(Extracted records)
####################

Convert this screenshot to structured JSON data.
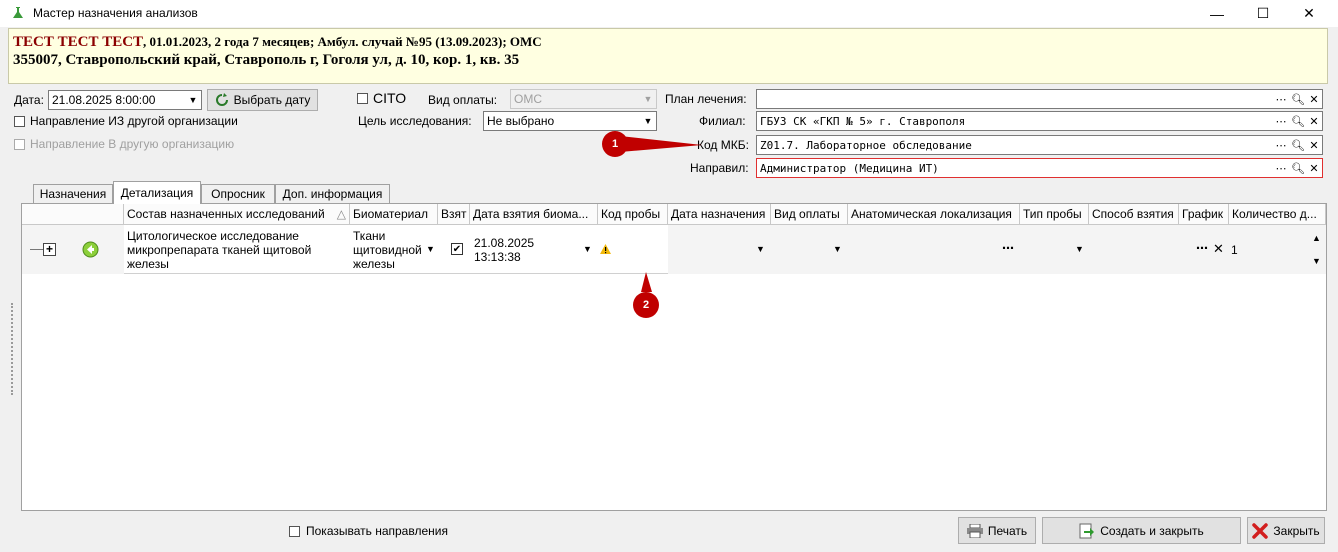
{
  "window": {
    "title": "Мастер назначения анализов",
    "minimize": "—",
    "maximize": "☐",
    "close": "✕"
  },
  "patient": {
    "name": "ТЕСТ ТЕСТ ТЕСТ",
    "info": ", 01.01.2023, 2 года 7 месяцев; Амбул. случай №95 (13.09.2023); ОМС",
    "address": "355007, Ставропольский край, Ставрополь г, Гоголя ул, д. 10, кор. 1, кв. 35"
  },
  "form": {
    "date_label": "Дата:",
    "date_value": "21.08.2025 8:00:00",
    "choose_date_button": "Выбрать дату",
    "cito_label": "CITO",
    "payment_label": "Вид оплаты:",
    "payment_value": "ОМС",
    "from_org_label": "Направление ИЗ другой организации",
    "to_org_label": "Направление В другую организацию",
    "goal_label": "Цель исследования:",
    "goal_value": "Не выбрано",
    "plan_label": "План лечения:",
    "plan_value": "",
    "branch_label": "Филиал:",
    "branch_value": "ГБУЗ СК «ГКП № 5» г. Ставрополя",
    "mkb_label": "Код МКБ:",
    "mkb_value": "Z01.7. Лабораторное обследование",
    "referrer_label": "Направил:",
    "referrer_value": "Администратор (Медицина ИТ)"
  },
  "tabs": [
    "Назначения",
    "Детализация",
    "Опросник",
    "Доп. информация"
  ],
  "grid": {
    "columns": [
      "Состав назначенных исследований",
      "Биоматериал",
      "Взят",
      "Дата взятия биома...",
      "Код пробы",
      "Дата назначения",
      "Вид оплаты",
      "Анатомическая локализация",
      "Тип пробы",
      "Способ взятия",
      "График",
      "Количество д..."
    ],
    "row": {
      "study": "Цитологическое исследование микропрепарата тканей щитовой железы",
      "biomaterial": "Ткани щитовидной железы",
      "taken": "✔",
      "take_date": "21.08.2025 13:13:38",
      "sample_code_icon": "warning-icon",
      "quantity": "1"
    }
  },
  "callouts": [
    "1",
    "2"
  ],
  "footer": {
    "show_directions_label": "Показывать направления",
    "print_button": "Печать",
    "create_close_button": "Создать и закрыть",
    "close_button": "Закрыть"
  },
  "colors": {
    "patient_bg": "#ffffe1",
    "patient_name": "#8b0000",
    "callout": "#c00000",
    "referrer_border": "#e03030"
  }
}
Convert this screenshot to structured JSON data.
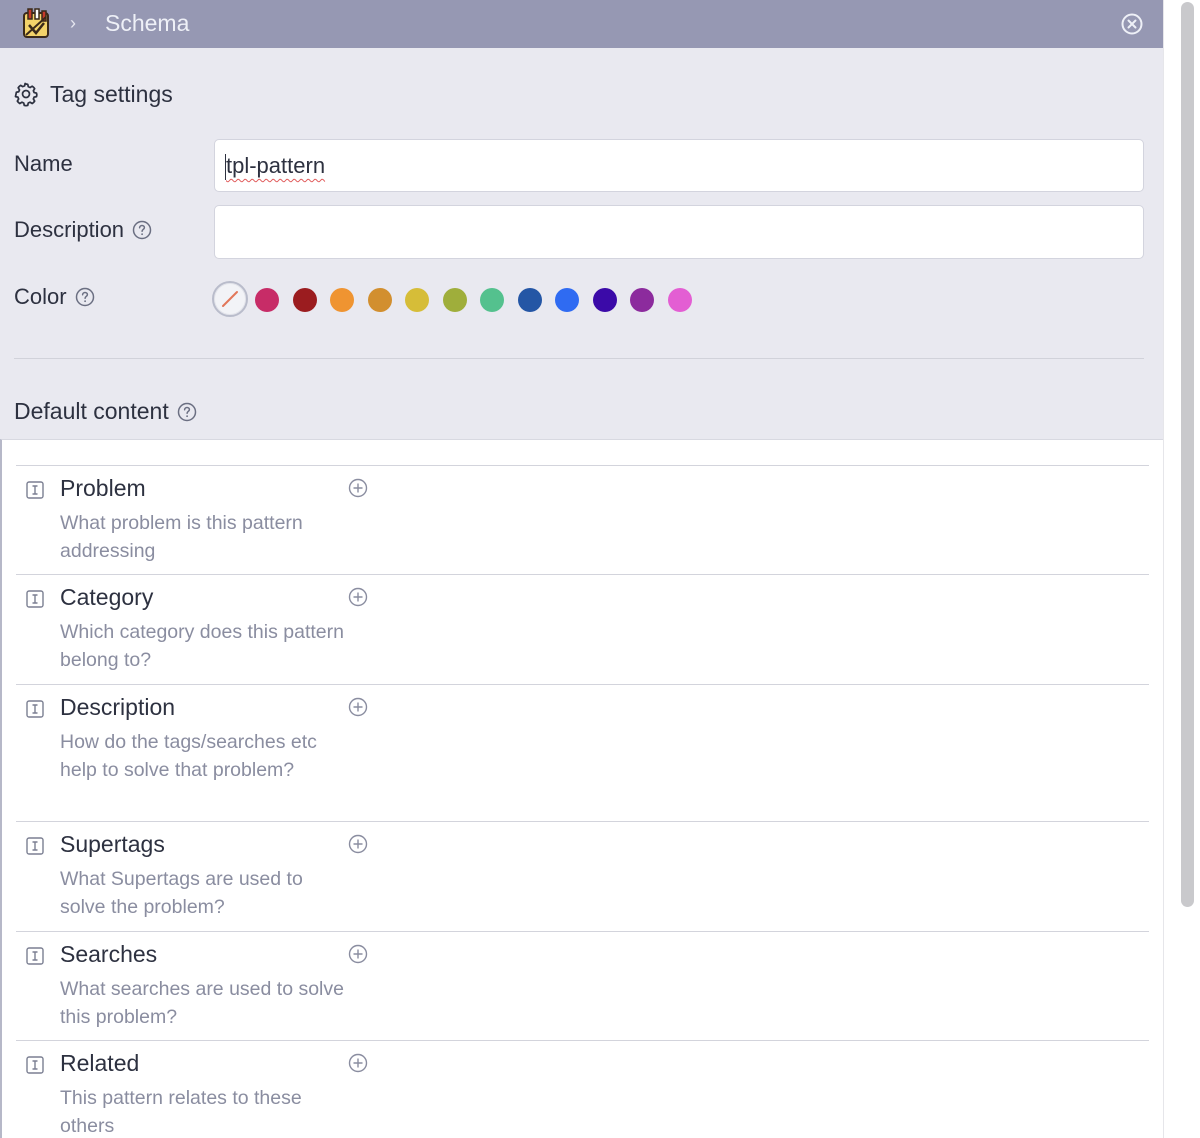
{
  "titlebar": {
    "breadcrumb_separator": "›",
    "title": "Schema"
  },
  "panel": {
    "heading": "Tag settings",
    "name_label": "Name",
    "name_value": "tpl-pattern",
    "description_label": "Description",
    "description_value": "",
    "color_label": "Color",
    "colors": [
      "#c72c67",
      "#9b1c1f",
      "#ef9431",
      "#d28f2f",
      "#d6bd38",
      "#9fae3b",
      "#54c18e",
      "#2456a5",
      "#2f6bf2",
      "#3b0aa8",
      "#8c2b9d",
      "#e35ed3"
    ],
    "selected_color": "none",
    "default_content_label": "Default content"
  },
  "fields": [
    {
      "title": "Problem",
      "description": "What problem is this pattern addressing"
    },
    {
      "title": "Category",
      "description": "Which category does this pattern belong to?"
    },
    {
      "title": "Description",
      "description": "How do the tags/searches etc help to solve that problem?"
    },
    {
      "title": "Supertags",
      "description": "What Supertags are used to solve the problem?"
    },
    {
      "title": "Searches",
      "description": "What searches are used to solve this problem?"
    },
    {
      "title": "Related",
      "description": "This pattern relates to these others"
    }
  ],
  "icons": {
    "logo": "app-logo-icon",
    "close": "close-circle-icon",
    "settings": "gear-icon",
    "help": "question-circle-icon",
    "field_type": "text-field-icon",
    "add": "plus-circle-icon",
    "no_color": "no-color-icon"
  }
}
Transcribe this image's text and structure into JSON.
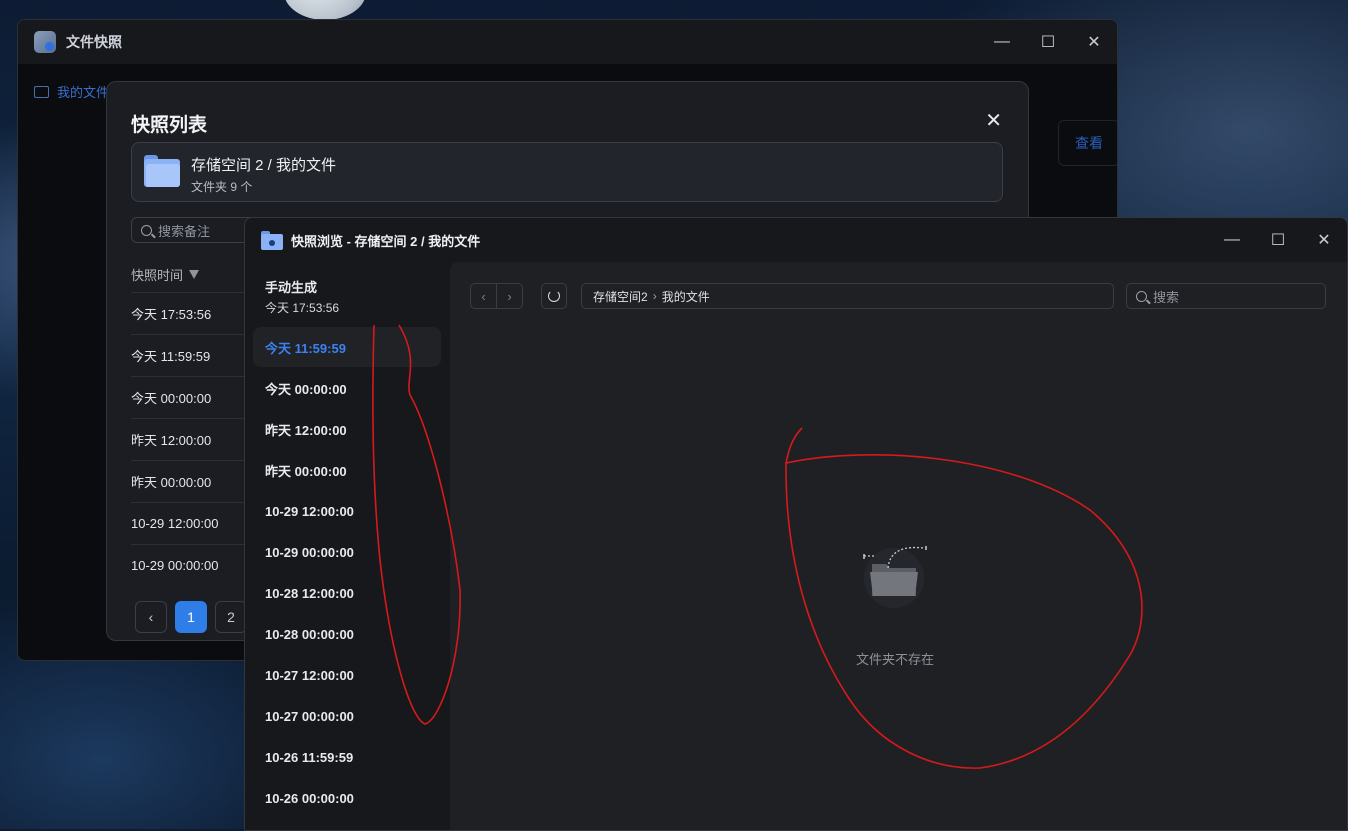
{
  "window_main": {
    "title": "文件快照",
    "sidebar_label": "我的文件",
    "view_button": "查看",
    "controls": {
      "minimize": "—",
      "maximize": "☐",
      "close": "✕"
    }
  },
  "snapshot_dialog": {
    "title": "快照列表",
    "close": "✕",
    "folder_name": "存储空间 2 / 我的文件",
    "folder_count": "文件夹 9 个",
    "search_placeholder": "搜索备注",
    "column_header": "快照时间",
    "rows": [
      "今天 17:53:56",
      "今天 11:59:59",
      "今天 00:00:00",
      "昨天 12:00:00",
      "昨天 00:00:00",
      "10-29 12:00:00",
      "10-29 00:00:00"
    ],
    "pagination": {
      "prev": "‹",
      "pages": [
        "1",
        "2"
      ],
      "current": "1"
    }
  },
  "browser_window": {
    "title": "快照浏览 - 存储空间 2 / 我的文件",
    "controls": {
      "minimize": "—",
      "maximize": "☐",
      "close": "✕"
    },
    "sidebar": {
      "first": {
        "label": "手动生成",
        "sub": "今天 17:53:56"
      },
      "items": [
        "今天 11:59:59",
        "今天 00:00:00",
        "昨天 12:00:00",
        "昨天 00:00:00",
        "10-29 12:00:00",
        "10-29 00:00:00",
        "10-28 12:00:00",
        "10-28 00:00:00",
        "10-27 12:00:00",
        "10-27 00:00:00",
        "10-26 11:59:59",
        "10-26 00:00:00"
      ],
      "active_index": 0
    },
    "toolbar": {
      "back": "‹",
      "forward": "›",
      "path_root": "存储空间2",
      "path_sep": "›",
      "path_leaf": "我的文件",
      "search_placeholder": "搜索"
    },
    "empty_message": "文件夹不存在"
  },
  "colors": {
    "accent": "#2f7de6",
    "active_text": "#3b82f0",
    "annotation": "#d61a1a"
  }
}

####################

> What is needed
Without the pictures, write out the whole listing above exactly as it appears.

> Result for this exercise
Convert this screenshot to structured JSON data.
{
  "window": {
    "title": "Мастер назначения анализов",
    "minimize": "—",
    "maximize": "☐",
    "close": "✕"
  },
  "patient": {
    "name": "ТЕСТ ТЕСТ ТЕСТ",
    "info": ", 01.01.2023, 2 года 7 месяцев; Амбул. случай №95 (13.09.2023); ОМС",
    "address": "355007, Ставропольский край, Ставрополь г, Гоголя ул, д. 10, кор. 1, кв. 35"
  },
  "form": {
    "date_label": "Дата:",
    "date_value": "21.08.2025 8:00:00",
    "choose_date_button": "Выбрать дату",
    "cito_label": "CITO",
    "payment_label": "Вид оплаты:",
    "payment_value": "ОМС",
    "from_org_label": "Направление ИЗ другой организации",
    "to_org_label": "Направление В другую организацию",
    "goal_label": "Цель исследования:",
    "goal_value": "Не выбрано",
    "plan_label": "План лечения:",
    "plan_value": "",
    "branch_label": "Филиал:",
    "branch_value": "ГБУЗ СК «ГКП № 5» г. Ставрополя",
    "mkb_label": "Код МКБ:",
    "mkb_value": "Z01.7. Лабораторное обследование",
    "referrer_label": "Направил:",
    "referrer_value": "Администратор (Медицина ИТ)"
  },
  "tabs": [
    "Назначения",
    "Детализация",
    "Опросник",
    "Доп. информация"
  ],
  "grid": {
    "columns": [
      "Состав назначенных исследований",
      "Биоматериал",
      "Взят",
      "Дата взятия биома...",
      "Код пробы",
      "Дата назначения",
      "Вид оплаты",
      "Анатомическая локализация",
      "Тип пробы",
      "Способ взятия",
      "График",
      "Количество д..."
    ],
    "row": {
      "study": "Цитологическое исследование микропрепарата тканей щитовой железы",
      "biomaterial": "Ткани щитовидной железы",
      "taken": "✔",
      "take_date": "21.08.2025 13:13:38",
      "sample_code_icon": "warning-icon",
      "quantity": "1"
    }
  },
  "callouts": [
    "1",
    "2"
  ],
  "footer": {
    "show_directions_label": "Показывать направления",
    "print_button": "Печать",
    "create_close_button": "Создать и закрыть",
    "close_button": "Закрыть"
  },
  "colors": {
    "patient_bg": "#ffffe1",
    "patient_name": "#8b0000",
    "callout": "#c00000",
    "referrer_border": "#e03030"
  }
}
Convert this screenshot to structured JSON data.
{
  "titlebar": {
    "breadcrumb_separator": "›",
    "title": "Schema"
  },
  "panel": {
    "heading": "Tag settings",
    "name_label": "Name",
    "name_value": "tpl-pattern",
    "description_label": "Description",
    "description_value": "",
    "color_label": "Color",
    "colors": [
      "#c72c67",
      "#9b1c1f",
      "#ef9431",
      "#d28f2f",
      "#d6bd38",
      "#9fae3b",
      "#54c18e",
      "#2456a5",
      "#2f6bf2",
      "#3b0aa8",
      "#8c2b9d",
      "#e35ed3"
    ],
    "selected_color": "none",
    "default_content_label": "Default content"
  },
  "fields": [
    {
      "title": "Problem",
      "description": "What problem is this pattern addressing"
    },
    {
      "title": "Category",
      "description": "Which category does this pattern belong to?"
    },
    {
      "title": "Description",
      "description": "How do the tags/searches etc help to solve that problem?"
    },
    {
      "title": "Supertags",
      "description": "What Supertags are used to solve the problem?"
    },
    {
      "title": "Searches",
      "description": "What searches are used to solve this problem?"
    },
    {
      "title": "Related",
      "description": "This pattern relates to these others"
    }
  ],
  "icons": {
    "logo": "app-logo-icon",
    "close": "close-circle-icon",
    "settings": "gear-icon",
    "help": "question-circle-icon",
    "field_type": "text-field-icon",
    "add": "plus-circle-icon",
    "no_color": "no-color-icon"
  }
}
Transcribe this image's text and structure into JSON.
{
  "window_main": {
    "title": "文件快照",
    "sidebar_label": "我的文件",
    "view_button": "查看",
    "controls": {
      "minimize": "—",
      "maximize": "☐",
      "close": "✕"
    }
  },
  "snapshot_dialog": {
    "title": "快照列表",
    "close": "✕",
    "folder_name": "存储空间 2 / 我的文件",
    "folder_count": "文件夹 9 个",
    "search_placeholder": "搜索备注",
    "column_header": "快照时间",
    "rows": [
      "今天 17:53:56",
      "今天 11:59:59",
      "今天 00:00:00",
      "昨天 12:00:00",
      "昨天 00:00:00",
      "10-29 12:00:00",
      "10-29 00:00:00"
    ],
    "pagination": {
      "prev": "‹",
      "pages": [
        "1",
        "2"
      ],
      "current": "1"
    }
  },
  "browser_window": {
    "title": "快照浏览 - 存储空间 2 / 我的文件",
    "controls": {
      "minimize": "—",
      "maximize": "☐",
      "close": "✕"
    },
    "sidebar": {
      "first": {
        "label": "手动生成",
        "sub": "今天 17:53:56"
      },
      "items": [
        "今天 11:59:59",
        "今天 00:00:00",
        "昨天 12:00:00",
        "昨天 00:00:00",
        "10-29 12:00:00",
        "10-29 00:00:00",
        "10-28 12:00:00",
        "10-28 00:00:00",
        "10-27 12:00:00",
        "10-27 00:00:00",
        "10-26 11:59:59",
        "10-26 00:00:00"
      ],
      "active_index": 0
    },
    "toolbar": {
      "back": "‹",
      "forward": "›",
      "path_root": "存储空间2",
      "path_sep": "›",
      "path_leaf": "我的文件",
      "search_placeholder": "搜索"
    },
    "empty_message": "文件夹不存在"
  },
  "colors": {
    "accent": "#2f7de6",
    "active_text": "#3b82f0",
    "annotation": "#d61a1a"
  }
}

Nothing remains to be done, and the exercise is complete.